Exercises to complete:
- 1) In the passage about writing while raising young children, where was the daughter while the writer wrote at the coffee shop?
- 2) Duplicate the rows from the line with "svg-text:099: 099 <box>254 296 297 326</box>" up to and including the line with "svg-text:+: + <box>12 11 21 28</box>".

Quoted text:

* START *

My daughter – and that car seat – were my constant coffee shop companions in those first forays into writing. I’d time nursing and naps to maximize the time I could spend focused on words, with her happily dreaming in that seat beneath the table as I wrote against the clock. There were always other demands upon my time, always limits. I dropped my oldest child off at his half-day pre-K and then hustled to the coffee shop, hoping my daughter would sleep for a solid hour so that I could squeeze writing in. The words came – slowly, sometimes, but they always eventually came. The most difficult part, for me, was often making the time.
As my daughter and son grew into toddlers and pre-schoolers, making the time to write became harder and harder amidst the chaos of raising small people and keeping them alive. If I woke up early, trying to rise before the dawn like brilliant writers I admired who were also mothers, my kids would somehow sense it, and pad downstairs in their feety pajamas just as I settled in with my laptop, rubbing their bleary eyes and requesting breakfast. There were no naps, at least not theirs, that I could use productively. By the time they went to bed, I was exhausted, my brain and any creativity already depleted by the challenges of the day – plucking my daughter from the top of the pantry she’d climbed before she leapt down to our hardwood floors, sweeping up the thousands of half-crushed Cheerios my son had accidentally upturned from the box then dashed through, singing and reading and consoling and getting them dressed and undressed and fed and fed and fed again, finding the right cup – no, not that one, the other one, the green one – and yet still, I sat down before a blank page again and again and trudged forward. A paragraph here. An essay there. The building blocks of a career, placed one by one, a belief in myself and my work and that someday, all the work and sleepless nights and tears and frustrations would pay off.

* END *

Stored rows:
* START *

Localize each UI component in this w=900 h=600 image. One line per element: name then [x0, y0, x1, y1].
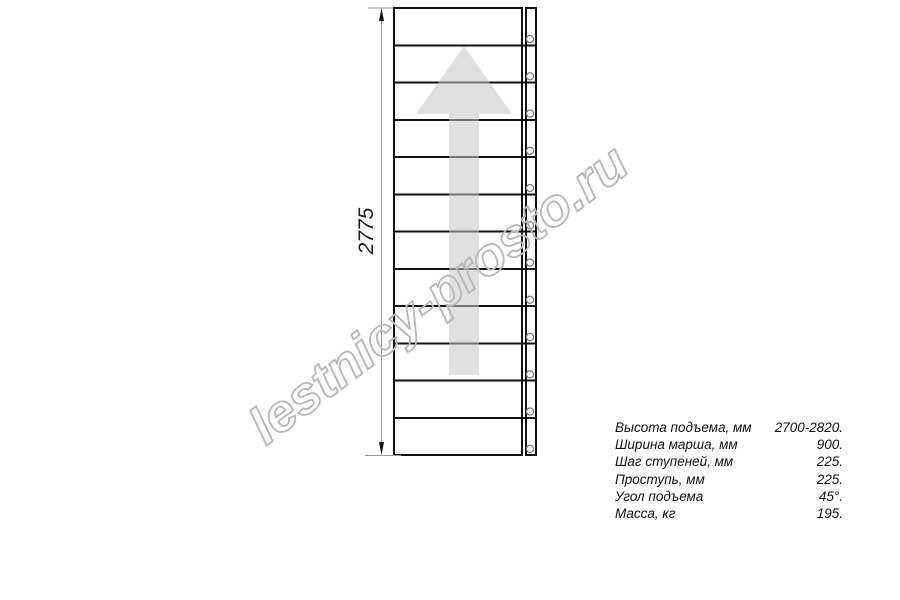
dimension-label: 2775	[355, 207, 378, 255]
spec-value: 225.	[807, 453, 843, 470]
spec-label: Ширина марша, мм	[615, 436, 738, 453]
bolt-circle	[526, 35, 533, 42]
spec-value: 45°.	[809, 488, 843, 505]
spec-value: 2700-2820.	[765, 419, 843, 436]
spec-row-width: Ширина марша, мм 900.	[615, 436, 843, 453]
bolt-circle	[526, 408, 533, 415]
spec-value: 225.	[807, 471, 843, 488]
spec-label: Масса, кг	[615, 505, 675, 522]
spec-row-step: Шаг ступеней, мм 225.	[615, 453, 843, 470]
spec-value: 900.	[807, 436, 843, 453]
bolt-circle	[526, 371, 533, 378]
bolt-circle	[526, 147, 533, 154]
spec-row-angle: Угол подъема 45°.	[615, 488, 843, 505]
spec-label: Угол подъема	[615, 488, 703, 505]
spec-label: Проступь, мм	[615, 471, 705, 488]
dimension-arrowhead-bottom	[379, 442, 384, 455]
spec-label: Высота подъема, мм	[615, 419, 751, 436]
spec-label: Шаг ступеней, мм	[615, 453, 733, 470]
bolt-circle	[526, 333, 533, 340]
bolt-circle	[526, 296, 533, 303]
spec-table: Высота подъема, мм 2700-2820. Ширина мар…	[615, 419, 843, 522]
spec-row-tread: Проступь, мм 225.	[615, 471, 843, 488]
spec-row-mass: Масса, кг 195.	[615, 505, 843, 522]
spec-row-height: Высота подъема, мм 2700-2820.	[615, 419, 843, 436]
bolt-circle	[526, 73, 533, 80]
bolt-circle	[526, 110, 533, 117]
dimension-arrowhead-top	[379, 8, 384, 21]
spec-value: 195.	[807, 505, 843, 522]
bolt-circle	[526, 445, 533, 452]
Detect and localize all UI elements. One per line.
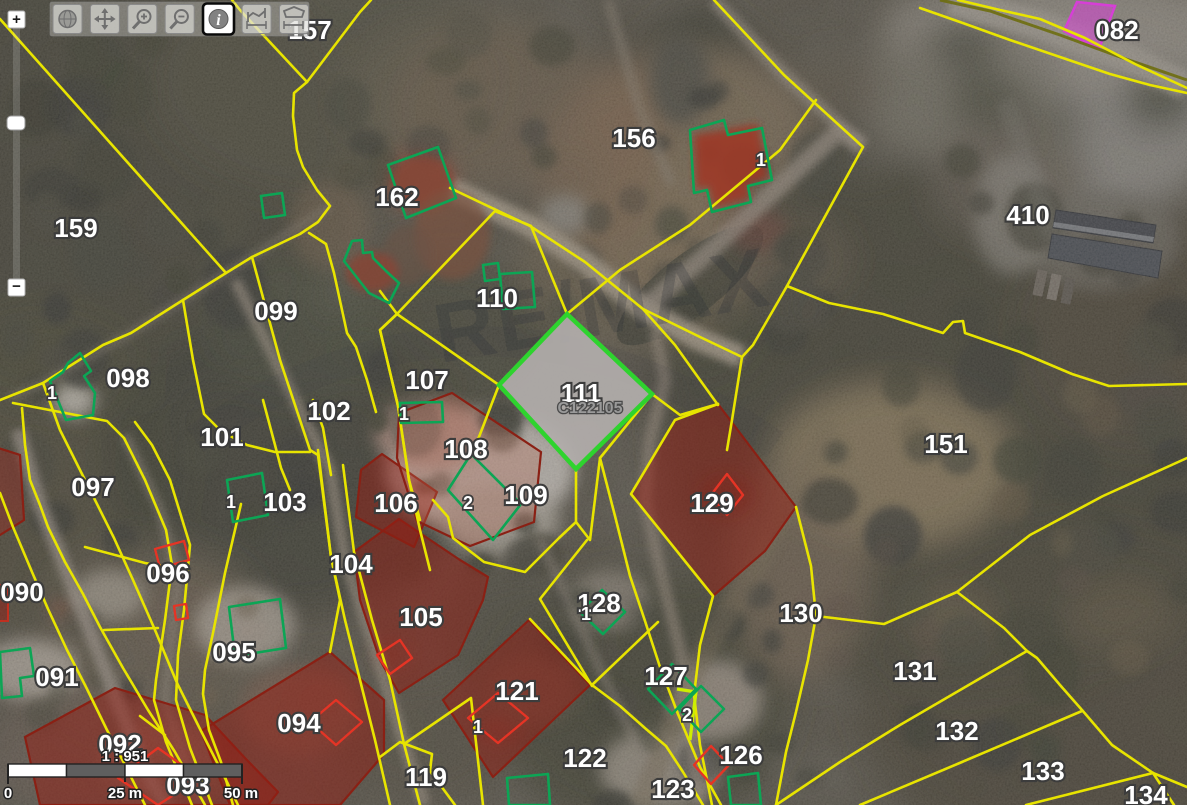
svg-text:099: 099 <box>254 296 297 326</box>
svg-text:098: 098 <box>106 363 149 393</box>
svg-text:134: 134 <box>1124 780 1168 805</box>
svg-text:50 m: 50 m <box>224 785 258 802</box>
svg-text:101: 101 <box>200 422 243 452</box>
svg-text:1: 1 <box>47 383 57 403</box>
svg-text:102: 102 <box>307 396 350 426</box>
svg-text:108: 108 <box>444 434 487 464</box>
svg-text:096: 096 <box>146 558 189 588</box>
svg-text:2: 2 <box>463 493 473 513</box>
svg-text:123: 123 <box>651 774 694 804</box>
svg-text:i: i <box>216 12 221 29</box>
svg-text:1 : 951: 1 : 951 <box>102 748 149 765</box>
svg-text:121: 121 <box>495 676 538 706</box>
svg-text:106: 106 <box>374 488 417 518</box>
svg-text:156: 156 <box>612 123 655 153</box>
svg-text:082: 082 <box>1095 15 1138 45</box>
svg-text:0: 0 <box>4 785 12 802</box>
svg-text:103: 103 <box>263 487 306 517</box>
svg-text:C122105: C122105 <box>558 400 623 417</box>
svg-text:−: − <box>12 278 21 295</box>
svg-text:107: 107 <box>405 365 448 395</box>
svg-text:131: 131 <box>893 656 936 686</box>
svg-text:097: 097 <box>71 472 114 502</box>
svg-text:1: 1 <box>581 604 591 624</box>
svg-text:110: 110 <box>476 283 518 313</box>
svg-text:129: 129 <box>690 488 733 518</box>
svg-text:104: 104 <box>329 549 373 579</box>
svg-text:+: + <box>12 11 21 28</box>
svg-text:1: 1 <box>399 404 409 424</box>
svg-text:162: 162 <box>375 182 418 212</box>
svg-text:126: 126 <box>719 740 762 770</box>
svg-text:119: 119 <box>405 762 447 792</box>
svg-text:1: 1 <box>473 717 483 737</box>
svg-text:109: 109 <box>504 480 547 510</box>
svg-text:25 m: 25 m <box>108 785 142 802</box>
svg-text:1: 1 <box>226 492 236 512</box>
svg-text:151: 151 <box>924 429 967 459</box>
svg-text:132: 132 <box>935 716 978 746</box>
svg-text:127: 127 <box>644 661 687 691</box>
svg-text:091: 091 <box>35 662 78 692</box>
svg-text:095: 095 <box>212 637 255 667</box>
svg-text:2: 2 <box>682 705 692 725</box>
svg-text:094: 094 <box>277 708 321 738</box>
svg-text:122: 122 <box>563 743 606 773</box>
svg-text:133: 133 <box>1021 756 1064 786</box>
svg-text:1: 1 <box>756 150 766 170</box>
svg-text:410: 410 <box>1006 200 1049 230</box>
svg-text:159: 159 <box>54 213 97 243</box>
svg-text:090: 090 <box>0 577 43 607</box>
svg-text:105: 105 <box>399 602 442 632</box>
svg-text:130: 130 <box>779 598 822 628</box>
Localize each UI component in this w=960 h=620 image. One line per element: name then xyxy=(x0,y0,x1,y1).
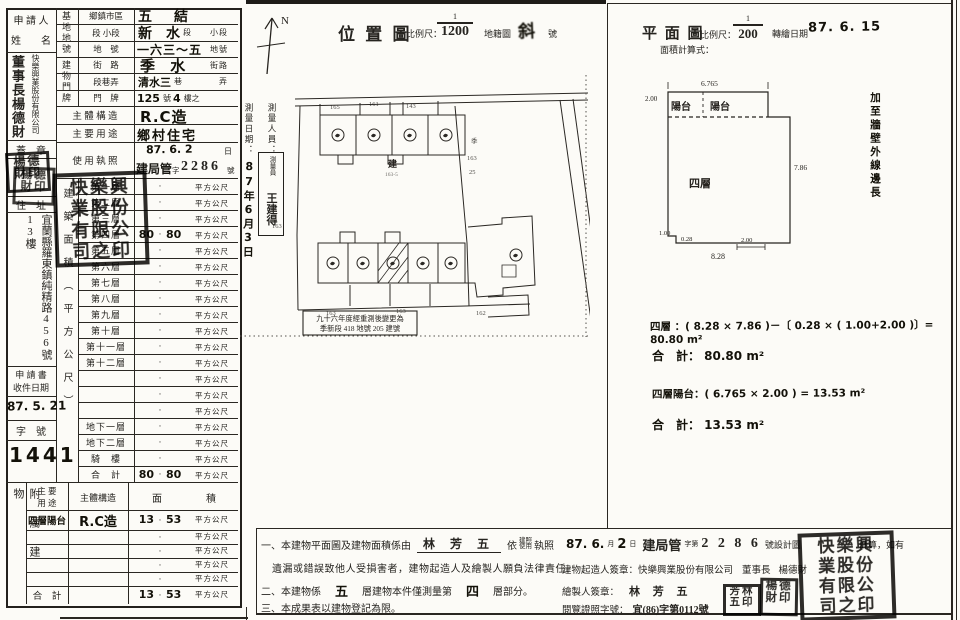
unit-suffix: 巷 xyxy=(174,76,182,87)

* END *

Problem solutions:
- 1) In her car seat beneath the table.

- 2)
svg-text:099: 099 <box>254 296 297 326</box>
svg-text:098: 098 <box>106 363 149 393</box>
svg-text:134: 134 <box>1124 780 1168 805</box>
svg-text:50 m: 50 m <box>224 785 258 802</box>
svg-text:101: 101 <box>200 422 243 452</box>
svg-text:1: 1 <box>47 383 57 403</box>
svg-text:102: 102 <box>307 396 350 426</box>
svg-text:108: 108 <box>444 434 487 464</box>
svg-text:096: 096 <box>146 558 189 588</box>
svg-text:2: 2 <box>463 493 473 513</box>
svg-text:123: 123 <box>651 774 694 804</box>
svg-text:i: i <box>216 12 221 29</box>
svg-text:1 : 951: 1 : 951 <box>102 748 149 765</box>
svg-text:121: 121 <box>495 676 538 706</box>
svg-text:106: 106 <box>374 488 417 518</box>
svg-text:156: 156 <box>612 123 655 153</box>
svg-text:082: 082 <box>1095 15 1138 45</box>
svg-text:0: 0 <box>4 785 12 802</box>
svg-text:103: 103 <box>263 487 306 517</box>
svg-text:C122105: C122105 <box>558 400 623 417</box>
svg-text:−: − <box>12 278 21 295</box>
svg-text:107: 107 <box>405 365 448 395</box>
svg-text:131: 131 <box>893 656 936 686</box>
svg-text:097: 097 <box>71 472 114 502</box>
svg-text:1: 1 <box>581 604 591 624</box>
svg-text:110: 110 <box>476 283 518 313</box>
svg-text:129: 129 <box>690 488 733 518</box>
svg-text:104: 104 <box>329 549 373 579</box>
svg-text:+: + <box>12 11 21 28</box>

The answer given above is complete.